#### WHAT IS NEEDED:
Return each entry exactly, with none missing.

(Records contained in a dataset)

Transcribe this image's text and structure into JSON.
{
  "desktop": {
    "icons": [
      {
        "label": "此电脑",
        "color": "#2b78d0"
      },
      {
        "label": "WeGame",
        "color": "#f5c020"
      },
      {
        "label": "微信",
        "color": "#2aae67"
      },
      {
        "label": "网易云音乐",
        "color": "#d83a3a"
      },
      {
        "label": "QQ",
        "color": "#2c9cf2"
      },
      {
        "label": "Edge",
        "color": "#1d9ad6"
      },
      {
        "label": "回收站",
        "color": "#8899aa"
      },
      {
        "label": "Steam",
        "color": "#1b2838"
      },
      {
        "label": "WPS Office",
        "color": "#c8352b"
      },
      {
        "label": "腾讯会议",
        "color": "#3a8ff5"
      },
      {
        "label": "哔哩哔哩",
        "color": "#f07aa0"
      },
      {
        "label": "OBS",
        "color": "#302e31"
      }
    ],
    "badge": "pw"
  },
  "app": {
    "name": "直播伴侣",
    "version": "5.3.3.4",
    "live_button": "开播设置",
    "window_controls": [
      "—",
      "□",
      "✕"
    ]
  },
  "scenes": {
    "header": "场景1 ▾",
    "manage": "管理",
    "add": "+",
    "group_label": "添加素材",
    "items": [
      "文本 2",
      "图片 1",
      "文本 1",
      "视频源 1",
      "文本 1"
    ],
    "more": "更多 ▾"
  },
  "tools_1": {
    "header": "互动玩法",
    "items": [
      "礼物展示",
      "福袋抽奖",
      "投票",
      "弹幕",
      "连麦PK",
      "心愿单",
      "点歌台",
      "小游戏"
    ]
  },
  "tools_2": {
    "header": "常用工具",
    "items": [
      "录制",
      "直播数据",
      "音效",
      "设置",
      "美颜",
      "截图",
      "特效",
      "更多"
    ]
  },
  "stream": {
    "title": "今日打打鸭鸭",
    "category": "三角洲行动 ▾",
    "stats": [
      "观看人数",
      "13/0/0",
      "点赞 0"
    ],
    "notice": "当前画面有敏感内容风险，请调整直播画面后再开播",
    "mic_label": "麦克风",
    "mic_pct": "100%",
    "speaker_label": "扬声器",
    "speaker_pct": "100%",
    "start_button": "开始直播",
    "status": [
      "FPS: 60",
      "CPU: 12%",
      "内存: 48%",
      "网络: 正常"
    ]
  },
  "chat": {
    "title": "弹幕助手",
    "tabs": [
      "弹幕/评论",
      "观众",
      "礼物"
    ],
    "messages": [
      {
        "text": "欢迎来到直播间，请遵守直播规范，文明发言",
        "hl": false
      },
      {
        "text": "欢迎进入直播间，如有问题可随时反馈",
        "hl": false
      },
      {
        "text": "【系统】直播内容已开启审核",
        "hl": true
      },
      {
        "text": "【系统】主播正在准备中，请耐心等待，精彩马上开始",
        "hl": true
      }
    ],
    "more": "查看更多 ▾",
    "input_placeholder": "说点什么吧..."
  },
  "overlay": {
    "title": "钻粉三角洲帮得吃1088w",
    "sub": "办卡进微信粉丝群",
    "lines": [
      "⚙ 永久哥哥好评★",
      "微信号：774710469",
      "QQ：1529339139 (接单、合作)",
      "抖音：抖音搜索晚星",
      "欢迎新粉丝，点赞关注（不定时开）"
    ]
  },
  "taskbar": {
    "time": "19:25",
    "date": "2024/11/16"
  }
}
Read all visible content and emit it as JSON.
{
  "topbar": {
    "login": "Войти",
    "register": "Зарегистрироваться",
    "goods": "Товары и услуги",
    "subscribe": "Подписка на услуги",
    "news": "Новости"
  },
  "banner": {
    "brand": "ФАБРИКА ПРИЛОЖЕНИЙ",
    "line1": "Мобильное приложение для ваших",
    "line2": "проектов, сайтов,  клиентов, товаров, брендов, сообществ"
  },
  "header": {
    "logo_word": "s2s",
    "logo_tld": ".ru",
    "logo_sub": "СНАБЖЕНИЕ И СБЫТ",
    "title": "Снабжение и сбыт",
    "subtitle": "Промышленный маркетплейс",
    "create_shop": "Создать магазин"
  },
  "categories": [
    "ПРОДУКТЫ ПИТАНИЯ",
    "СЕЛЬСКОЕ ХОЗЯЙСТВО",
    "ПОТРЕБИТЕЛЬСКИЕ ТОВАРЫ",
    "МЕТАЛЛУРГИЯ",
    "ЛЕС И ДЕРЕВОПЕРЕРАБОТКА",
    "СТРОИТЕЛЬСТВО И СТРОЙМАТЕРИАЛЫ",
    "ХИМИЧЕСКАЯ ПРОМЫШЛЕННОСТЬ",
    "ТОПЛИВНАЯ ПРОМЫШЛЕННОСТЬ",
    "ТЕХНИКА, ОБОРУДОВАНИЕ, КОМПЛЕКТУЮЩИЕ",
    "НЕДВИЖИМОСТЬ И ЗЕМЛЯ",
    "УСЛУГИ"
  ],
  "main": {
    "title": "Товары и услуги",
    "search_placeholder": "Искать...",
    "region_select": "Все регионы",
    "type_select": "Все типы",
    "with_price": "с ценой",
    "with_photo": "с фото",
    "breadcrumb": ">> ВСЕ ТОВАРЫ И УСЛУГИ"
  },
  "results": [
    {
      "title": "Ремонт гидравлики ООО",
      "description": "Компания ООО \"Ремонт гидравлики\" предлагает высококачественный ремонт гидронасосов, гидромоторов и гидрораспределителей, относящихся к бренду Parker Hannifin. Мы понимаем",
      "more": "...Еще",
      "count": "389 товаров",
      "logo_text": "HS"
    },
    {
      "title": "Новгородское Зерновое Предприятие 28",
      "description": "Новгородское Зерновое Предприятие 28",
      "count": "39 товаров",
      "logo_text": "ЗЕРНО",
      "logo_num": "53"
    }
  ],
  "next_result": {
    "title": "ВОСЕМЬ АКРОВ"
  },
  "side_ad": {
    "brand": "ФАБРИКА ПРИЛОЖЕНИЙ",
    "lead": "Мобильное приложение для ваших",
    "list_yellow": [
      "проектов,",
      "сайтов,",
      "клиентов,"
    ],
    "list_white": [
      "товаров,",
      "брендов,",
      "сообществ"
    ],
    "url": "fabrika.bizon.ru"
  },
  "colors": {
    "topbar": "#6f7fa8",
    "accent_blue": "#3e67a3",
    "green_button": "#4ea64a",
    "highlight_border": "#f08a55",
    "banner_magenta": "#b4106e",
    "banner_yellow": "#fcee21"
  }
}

#### EXERCISE SOLUTION:
Transcribe this image's text and structure into JSON.
{
  "desktop": {
    "icons": [
      {
        "label": "此电脑",
        "color": "#2b78d0"
      },
      {
        "label": "WeGame",
        "color": "#f5c020"
      },
      {
        "label": "微信",
        "color": "#2aae67"
      },
      {
        "label": "网易云音乐",
        "color": "#d83a3a"
      },
      {
        "label": "QQ",
        "color": "#2c9cf2"
      },
      {
        "label": "Edge",
        "color": "#1d9ad6"
      },
      {
        "label": "回收站",
        "color": "#8899aa"
      },
      {
        "label": "Steam",
        "color": "#1b2838"
      },
      {
        "label": "WPS Office",
        "color": "#c8352b"
      },
      {
        "label": "腾讯会议",
        "color": "#3a8ff5"
      },
      {
        "label": "哔哩哔哩",
        "color": "#f07aa0"
      },
      {
        "label": "OBS",
        "color": "#302e31"
      }
    ],
    "badge": "pw"
  },
  "app": {
    "name": "直播伴侣",
    "version": "5.3.3.4",
    "live_button": "开播设置",
    "window_controls": [
      "—",
      "□",
      "✕"
    ]
  },
  "scenes": {
    "header": "场景1 ▾",
    "manage": "管理",
    "add": "+",
    "group_label": "添加素材",
    "items": [
      "文本 2",
      "图片 1",
      "文本 1",
      "视频源 1",
      "文本 1"
    ],
    "more": "更多 ▾"
  },
  "tools_1": {
    "header": "互动玩法",
    "items": [
      "礼物展示",
      "福袋抽奖",
      "投票",
      "弹幕",
      "连麦PK",
      "心愿单",
      "点歌台",
      "小游戏"
    ]
  },
  "tools_2": {
    "header": "常用工具",
    "items": [
      "录制",
      "直播数据",
      "音效",
      "设置",
      "美颜",
      "截图",
      "特效",
      "更多"
    ]
  },
  "stream": {
    "title": "今日打打鸭鸭",
    "category": "三角洲行动 ▾",
    "stats": [
      "观看人数",
      "13/0/0",
      "点赞 0"
    ],
    "notice": "当前画面有敏感内容风险，请调整直播画面后再开播",
    "mic_label": "麦克风",
    "mic_pct": "100%",
    "speaker_label": "扬声器",
    "speaker_pct": "100%",
    "start_button": "开始直播",
    "status": [
      "FPS: 60",
      "CPU: 12%",
      "内存: 48%",
      "网络: 正常"
    ]
  },
  "chat": {
    "title": "弹幕助手",
    "tabs": [
      "弹幕/评论",
      "观众",
      "礼物"
    ],
    "messages": [
      {
        "text": "欢迎来到直播间，请遵守直播规范，文明发言",
        "hl": false
      },
      {
        "text": "欢迎进入直播间，如有问题可随时反馈",
        "hl": false
      },
      {
        "text": "【系统】直播内容已开启审核",
        "hl": true
      },
      {
        "text": "【系统】主播正在准备中，请耐心等待，精彩马上开始",
        "hl": true
      }
    ],
    "more": "查看更多 ▾",
    "input_placeholder": "说点什么吧..."
  },
  "overlay": {
    "title": "钻粉三角洲帮得吃1088w",
    "sub": "办卡进微信粉丝群",
    "lines": [
      "⚙ 永久哥哥好评★",
      "微信号：774710469",
      "QQ：1529339139 (接单、合作)",
      "抖音：抖音搜索晚星",
      "欢迎新粉丝，点赞关注（不定时开）"
    ]
  },
  "taskbar": {
    "time": "19:25",
    "date": "2024/11/16"
  }
}
Read all visible content and emit it as JSON.
{
  "topbar": {
    "login": "Войти",
    "register": "Зарегистрироваться",
    "goods": "Товары и услуги",
    "subscribe": "Подписка на услуги",
    "news": "Новости"
  },
  "banner": {
    "brand": "ФАБРИКА ПРИЛОЖЕНИЙ",
    "line1": "Мобильное приложение для ваших",
    "line2": "проектов, сайтов,  клиентов, товаров, брендов, сообществ"
  },
  "header": {
    "logo_word": "s2s",
    "logo_tld": ".ru",
    "logo_sub": "СНАБЖЕНИЕ И СБЫТ",
    "title": "Снабжение и сбыт",
    "subtitle": "Промышленный маркетплейс",
    "create_shop": "Создать магазин"
  },
  "categories": [
    "ПРОДУКТЫ ПИТАНИЯ",
    "СЕЛЬСКОЕ ХОЗЯЙСТВО",
    "ПОТРЕБИТЕЛЬСКИЕ ТОВАРЫ",
    "МЕТАЛЛУРГИЯ",
    "ЛЕС И ДЕРЕВОПЕРЕРАБОТКА",
    "СТРОИТЕЛЬСТВО И СТРОЙМАТЕРИАЛЫ",
    "ХИМИЧЕСКАЯ ПРОМЫШЛЕННОСТЬ",
    "ТОПЛИВНАЯ ПРОМЫШЛЕННОСТЬ",
    "ТЕХНИКА, ОБОРУДОВАНИЕ, КОМПЛЕКТУЮЩИЕ",
    "НЕДВИЖИМОСТЬ И ЗЕМЛЯ",
    "УСЛУГИ"
  ],
  "main": {
    "title": "Товары и услуги",
    "search_placeholder": "Искать...",
    "region_select": "Все регионы",
    "type_select": "Все типы",
    "with_price": "с ценой",
    "with_photo": "с фото",
    "breadcrumb": ">> ВСЕ ТОВАРЫ И УСЛУГИ"
  },
  "results": [
    {
      "title": "Ремонт гидравлики ООО",
      "description": "Компания ООО \"Ремонт гидравлики\" предлагает высококачественный ремонт гидронасосов, гидромоторов и гидрораспределителей, относящихся к бренду Parker Hannifin. Мы понимаем",
      "more": "...Еще",
      "count": "389 товаров",
      "logo_text": "HS"
    },
    {
      "title": "Новгородское Зерновое Предприятие 28",
      "description": "Новгородское Зерновое Предприятие 28",
      "count": "39 товаров",
      "logo_text": "ЗЕРНО",
      "logo_num": "53"
    }
  ],
  "next_result": {
    "title": "ВОСЕМЬ АКРОВ"
  },
  "side_ad": {
    "brand": "ФАБРИКА ПРИЛОЖЕНИЙ",
    "lead": "Мобильное приложение для ваших",
    "list_yellow": [
      "проектов,",
      "сайтов,",
      "клиентов,"
    ],
    "list_white": [
      "товаров,",
      "брендов,",
      "сообществ"
    ],
    "url": "fabrika.bizon.ru"
  },
  "colors": {
    "topbar": "#6f7fa8",
    "accent_blue": "#3e67a3",
    "green_button": "#4ea64a",
    "highlight_border": "#f08a55",
    "banner_magenta": "#b4106e",
    "banner_yellow": "#fcee21"
  }
}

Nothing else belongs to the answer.